Work request
Compute how many lines in the data below contain "uzyskano"; answer only with that number.

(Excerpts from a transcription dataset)

···

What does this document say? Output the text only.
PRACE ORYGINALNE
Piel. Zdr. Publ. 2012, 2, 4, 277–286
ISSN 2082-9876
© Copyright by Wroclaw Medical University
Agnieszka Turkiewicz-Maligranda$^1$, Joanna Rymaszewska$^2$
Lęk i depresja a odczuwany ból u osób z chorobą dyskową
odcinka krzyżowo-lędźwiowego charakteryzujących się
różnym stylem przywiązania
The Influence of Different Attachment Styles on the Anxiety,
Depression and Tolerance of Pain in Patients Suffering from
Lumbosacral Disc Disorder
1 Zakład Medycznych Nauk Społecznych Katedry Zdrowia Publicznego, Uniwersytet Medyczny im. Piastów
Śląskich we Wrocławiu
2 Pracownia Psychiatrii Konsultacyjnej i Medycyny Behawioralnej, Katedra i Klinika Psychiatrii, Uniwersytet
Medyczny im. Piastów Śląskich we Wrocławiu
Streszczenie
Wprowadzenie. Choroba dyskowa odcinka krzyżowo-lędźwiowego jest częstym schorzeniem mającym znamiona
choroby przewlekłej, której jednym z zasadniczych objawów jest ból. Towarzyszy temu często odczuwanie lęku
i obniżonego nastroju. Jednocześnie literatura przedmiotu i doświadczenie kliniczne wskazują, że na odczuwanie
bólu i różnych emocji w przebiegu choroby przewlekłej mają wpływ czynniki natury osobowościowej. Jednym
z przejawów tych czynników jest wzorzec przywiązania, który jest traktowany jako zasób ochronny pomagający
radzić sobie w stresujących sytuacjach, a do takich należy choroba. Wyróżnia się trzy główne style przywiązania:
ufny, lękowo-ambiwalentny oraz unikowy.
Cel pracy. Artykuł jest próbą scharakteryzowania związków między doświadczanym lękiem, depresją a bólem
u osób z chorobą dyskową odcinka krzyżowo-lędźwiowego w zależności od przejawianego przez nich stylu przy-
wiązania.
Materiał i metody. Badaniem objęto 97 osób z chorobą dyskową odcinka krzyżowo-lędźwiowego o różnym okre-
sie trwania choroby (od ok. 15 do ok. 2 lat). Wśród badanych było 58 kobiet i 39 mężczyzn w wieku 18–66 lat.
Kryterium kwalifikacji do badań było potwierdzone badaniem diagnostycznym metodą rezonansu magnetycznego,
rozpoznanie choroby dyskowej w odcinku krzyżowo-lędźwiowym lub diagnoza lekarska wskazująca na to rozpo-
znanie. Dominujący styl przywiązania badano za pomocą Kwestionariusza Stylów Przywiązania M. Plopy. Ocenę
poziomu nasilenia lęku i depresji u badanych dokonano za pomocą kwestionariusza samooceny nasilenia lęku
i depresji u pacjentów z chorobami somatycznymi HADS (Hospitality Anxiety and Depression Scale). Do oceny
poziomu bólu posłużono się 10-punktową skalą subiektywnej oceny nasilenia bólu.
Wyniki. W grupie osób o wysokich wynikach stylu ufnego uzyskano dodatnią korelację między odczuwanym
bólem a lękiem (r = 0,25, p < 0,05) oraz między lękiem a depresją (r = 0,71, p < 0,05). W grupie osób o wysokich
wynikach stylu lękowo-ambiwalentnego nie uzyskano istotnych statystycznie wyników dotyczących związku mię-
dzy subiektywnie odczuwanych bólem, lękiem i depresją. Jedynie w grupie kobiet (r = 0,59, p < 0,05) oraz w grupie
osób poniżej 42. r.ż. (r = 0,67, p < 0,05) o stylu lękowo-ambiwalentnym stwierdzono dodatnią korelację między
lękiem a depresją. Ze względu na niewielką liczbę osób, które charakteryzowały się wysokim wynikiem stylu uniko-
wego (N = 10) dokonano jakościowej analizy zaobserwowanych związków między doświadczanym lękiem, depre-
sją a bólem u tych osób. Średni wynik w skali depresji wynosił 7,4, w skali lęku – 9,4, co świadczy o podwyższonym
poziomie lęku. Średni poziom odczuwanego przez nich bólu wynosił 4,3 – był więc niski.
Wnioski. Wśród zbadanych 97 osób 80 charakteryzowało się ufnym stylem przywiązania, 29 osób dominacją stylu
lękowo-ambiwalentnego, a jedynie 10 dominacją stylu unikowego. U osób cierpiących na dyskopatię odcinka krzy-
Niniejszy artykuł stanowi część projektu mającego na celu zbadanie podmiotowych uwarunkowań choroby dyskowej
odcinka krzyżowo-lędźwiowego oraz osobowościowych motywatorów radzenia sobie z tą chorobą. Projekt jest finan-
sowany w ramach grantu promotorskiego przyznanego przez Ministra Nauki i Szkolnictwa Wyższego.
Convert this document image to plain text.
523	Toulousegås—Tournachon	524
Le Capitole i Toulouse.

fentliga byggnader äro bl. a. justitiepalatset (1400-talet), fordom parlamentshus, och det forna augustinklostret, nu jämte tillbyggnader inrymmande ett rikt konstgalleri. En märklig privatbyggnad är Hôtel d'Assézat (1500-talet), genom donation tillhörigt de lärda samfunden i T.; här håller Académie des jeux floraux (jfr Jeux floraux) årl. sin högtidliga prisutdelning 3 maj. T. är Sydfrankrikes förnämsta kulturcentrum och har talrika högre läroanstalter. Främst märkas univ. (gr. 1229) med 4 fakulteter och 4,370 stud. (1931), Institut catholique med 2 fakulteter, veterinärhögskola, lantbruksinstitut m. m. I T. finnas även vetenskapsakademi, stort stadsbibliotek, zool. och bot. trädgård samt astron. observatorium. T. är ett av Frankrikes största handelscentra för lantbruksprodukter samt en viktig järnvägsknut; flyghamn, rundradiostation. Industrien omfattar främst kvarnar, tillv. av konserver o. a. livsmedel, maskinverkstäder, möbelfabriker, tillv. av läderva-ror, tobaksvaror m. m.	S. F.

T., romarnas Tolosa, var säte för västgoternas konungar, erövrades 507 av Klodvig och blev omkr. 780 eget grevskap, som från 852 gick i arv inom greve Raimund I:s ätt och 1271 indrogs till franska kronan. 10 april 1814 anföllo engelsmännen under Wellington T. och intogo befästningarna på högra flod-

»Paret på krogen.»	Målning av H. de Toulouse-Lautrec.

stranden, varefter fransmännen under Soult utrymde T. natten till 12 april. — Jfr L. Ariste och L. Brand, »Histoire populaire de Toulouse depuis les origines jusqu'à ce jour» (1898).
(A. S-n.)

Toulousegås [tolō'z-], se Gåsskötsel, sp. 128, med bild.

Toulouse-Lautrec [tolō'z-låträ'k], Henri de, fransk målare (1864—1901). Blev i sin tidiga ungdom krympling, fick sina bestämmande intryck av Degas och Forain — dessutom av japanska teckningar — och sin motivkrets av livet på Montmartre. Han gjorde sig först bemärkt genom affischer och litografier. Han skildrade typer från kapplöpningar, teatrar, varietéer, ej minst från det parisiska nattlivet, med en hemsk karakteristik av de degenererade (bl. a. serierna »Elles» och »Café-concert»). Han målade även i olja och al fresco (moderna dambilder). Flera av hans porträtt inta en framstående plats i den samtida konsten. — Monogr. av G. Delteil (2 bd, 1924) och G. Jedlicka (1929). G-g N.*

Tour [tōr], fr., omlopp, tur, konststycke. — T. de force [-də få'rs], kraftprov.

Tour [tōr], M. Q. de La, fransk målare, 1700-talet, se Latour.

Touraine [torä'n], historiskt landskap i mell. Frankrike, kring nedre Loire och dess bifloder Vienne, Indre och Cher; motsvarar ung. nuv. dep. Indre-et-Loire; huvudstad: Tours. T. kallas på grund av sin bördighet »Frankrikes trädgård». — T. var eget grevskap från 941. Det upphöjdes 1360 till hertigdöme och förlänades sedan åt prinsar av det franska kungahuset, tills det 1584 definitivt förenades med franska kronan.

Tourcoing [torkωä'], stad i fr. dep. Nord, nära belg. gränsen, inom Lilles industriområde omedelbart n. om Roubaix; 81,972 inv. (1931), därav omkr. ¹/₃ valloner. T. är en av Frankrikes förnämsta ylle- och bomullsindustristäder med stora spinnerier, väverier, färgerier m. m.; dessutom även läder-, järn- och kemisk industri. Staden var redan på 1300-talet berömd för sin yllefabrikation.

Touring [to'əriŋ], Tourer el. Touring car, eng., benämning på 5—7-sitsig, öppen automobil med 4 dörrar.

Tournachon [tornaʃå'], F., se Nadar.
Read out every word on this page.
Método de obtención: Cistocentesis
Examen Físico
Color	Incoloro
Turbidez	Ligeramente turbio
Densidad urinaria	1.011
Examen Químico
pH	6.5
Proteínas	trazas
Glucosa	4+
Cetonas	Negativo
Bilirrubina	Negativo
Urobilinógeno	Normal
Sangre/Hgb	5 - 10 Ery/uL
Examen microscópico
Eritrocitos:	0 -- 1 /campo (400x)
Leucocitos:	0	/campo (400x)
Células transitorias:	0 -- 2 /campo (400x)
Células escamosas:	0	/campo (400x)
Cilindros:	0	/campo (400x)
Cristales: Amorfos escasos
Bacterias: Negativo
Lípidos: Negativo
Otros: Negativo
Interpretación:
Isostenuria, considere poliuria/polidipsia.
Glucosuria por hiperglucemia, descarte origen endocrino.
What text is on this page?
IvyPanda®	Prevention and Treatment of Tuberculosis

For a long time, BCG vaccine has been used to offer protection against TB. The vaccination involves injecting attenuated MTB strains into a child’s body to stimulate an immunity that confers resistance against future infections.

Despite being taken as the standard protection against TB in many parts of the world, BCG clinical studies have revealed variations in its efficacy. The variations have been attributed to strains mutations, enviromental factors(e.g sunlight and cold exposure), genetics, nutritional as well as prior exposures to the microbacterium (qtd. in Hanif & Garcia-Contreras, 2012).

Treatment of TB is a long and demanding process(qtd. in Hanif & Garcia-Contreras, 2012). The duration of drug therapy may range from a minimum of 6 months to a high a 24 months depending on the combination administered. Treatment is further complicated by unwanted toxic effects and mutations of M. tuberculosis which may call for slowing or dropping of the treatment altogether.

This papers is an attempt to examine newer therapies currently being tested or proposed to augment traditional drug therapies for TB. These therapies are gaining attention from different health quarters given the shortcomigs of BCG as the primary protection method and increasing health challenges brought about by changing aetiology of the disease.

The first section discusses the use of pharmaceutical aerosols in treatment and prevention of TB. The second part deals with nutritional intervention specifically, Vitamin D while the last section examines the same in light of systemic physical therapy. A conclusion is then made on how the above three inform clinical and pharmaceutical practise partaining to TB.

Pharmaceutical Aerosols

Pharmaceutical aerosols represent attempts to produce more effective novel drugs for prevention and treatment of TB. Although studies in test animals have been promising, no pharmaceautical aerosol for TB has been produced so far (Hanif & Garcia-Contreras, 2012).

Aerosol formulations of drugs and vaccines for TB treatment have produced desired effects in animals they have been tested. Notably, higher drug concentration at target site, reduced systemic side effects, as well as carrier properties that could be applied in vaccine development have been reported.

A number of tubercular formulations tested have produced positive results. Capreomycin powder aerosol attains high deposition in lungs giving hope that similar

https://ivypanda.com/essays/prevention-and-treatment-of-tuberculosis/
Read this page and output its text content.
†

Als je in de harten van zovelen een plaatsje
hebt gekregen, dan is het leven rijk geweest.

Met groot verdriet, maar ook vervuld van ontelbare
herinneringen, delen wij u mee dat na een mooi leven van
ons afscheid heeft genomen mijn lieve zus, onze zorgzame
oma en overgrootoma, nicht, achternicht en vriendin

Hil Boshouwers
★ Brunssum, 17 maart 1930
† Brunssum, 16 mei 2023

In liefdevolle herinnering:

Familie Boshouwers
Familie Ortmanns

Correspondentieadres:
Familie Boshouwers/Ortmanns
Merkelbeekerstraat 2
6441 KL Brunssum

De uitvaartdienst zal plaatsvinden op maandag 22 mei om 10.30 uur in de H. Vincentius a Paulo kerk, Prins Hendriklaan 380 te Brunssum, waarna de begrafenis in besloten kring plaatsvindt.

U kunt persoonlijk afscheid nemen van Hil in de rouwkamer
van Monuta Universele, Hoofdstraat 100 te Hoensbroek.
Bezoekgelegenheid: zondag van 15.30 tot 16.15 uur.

···

Answer below
2